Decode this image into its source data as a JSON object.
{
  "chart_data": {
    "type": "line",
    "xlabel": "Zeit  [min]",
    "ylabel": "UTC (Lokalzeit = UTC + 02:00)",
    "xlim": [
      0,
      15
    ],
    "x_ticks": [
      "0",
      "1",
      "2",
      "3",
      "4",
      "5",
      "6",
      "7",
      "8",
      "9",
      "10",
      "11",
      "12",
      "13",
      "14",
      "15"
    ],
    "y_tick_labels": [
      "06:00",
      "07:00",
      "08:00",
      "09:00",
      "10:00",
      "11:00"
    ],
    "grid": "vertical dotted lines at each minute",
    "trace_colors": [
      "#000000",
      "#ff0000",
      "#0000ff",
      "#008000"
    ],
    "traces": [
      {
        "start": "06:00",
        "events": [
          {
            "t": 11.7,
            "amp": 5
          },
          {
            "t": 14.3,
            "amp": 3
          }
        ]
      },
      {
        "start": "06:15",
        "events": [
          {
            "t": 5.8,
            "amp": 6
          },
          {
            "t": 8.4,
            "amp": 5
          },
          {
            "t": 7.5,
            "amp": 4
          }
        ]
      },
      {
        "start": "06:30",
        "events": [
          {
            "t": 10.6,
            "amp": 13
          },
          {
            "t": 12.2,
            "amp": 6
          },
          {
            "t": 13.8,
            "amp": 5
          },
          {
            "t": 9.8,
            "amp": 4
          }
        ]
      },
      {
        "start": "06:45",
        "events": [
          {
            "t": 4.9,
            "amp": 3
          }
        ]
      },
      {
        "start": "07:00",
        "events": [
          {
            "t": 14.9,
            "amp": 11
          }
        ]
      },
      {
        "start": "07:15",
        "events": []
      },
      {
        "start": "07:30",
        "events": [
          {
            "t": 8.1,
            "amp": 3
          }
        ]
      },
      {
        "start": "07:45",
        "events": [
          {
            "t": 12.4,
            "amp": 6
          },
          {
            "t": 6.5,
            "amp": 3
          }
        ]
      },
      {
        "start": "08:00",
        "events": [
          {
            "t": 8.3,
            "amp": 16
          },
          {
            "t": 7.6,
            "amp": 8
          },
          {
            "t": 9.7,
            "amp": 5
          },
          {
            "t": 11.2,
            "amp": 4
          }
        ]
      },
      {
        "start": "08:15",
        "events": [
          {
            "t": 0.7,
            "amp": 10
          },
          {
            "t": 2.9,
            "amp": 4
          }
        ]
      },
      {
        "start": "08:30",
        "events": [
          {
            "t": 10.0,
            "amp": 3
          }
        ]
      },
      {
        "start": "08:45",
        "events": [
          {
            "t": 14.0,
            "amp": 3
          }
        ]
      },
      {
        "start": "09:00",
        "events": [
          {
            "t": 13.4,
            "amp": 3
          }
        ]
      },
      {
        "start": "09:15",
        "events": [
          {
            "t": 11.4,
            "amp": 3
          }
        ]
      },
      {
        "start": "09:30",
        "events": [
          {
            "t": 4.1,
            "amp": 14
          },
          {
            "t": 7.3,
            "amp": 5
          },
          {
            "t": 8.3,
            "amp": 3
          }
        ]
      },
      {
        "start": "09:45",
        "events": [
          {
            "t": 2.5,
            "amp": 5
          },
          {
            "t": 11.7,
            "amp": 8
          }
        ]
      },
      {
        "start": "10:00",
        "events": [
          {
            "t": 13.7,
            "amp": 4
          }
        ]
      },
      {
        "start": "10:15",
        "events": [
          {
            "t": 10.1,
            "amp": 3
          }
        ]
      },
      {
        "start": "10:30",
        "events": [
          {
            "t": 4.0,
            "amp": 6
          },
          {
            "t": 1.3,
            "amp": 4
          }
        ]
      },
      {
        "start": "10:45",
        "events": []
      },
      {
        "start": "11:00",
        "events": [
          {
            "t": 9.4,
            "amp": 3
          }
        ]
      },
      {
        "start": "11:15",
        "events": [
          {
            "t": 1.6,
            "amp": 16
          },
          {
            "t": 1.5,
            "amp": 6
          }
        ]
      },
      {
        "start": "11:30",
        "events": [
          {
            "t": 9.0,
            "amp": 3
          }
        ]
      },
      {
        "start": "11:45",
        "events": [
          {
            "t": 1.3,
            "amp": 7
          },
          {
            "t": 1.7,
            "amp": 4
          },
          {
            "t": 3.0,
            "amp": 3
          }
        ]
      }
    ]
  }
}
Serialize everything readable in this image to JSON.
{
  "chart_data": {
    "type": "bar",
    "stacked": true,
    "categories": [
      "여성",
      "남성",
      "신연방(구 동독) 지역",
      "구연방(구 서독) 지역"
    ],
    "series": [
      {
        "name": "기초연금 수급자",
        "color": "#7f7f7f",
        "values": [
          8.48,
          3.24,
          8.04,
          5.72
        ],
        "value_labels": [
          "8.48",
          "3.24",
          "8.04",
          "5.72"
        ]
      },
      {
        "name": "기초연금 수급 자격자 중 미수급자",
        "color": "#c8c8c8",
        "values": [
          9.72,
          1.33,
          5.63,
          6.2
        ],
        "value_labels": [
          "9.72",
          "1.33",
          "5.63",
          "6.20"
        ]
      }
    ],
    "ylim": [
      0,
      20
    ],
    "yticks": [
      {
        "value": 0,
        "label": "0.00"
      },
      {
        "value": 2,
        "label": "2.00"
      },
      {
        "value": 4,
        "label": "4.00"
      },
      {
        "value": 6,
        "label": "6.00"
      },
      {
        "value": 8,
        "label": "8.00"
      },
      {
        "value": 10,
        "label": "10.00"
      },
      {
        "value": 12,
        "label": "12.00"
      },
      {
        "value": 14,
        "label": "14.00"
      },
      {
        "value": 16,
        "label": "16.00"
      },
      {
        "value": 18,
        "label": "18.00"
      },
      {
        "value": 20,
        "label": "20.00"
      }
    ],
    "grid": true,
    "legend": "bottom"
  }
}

============================================================

*SHORT PROBLEM*:
Identify the lines that contain the string "JSON", and copy every one of them.

*ANSWER TO THE EXERCISE*:
Decode this image into its source data as a JSON object.
Serialize everything readable in this image to JSON.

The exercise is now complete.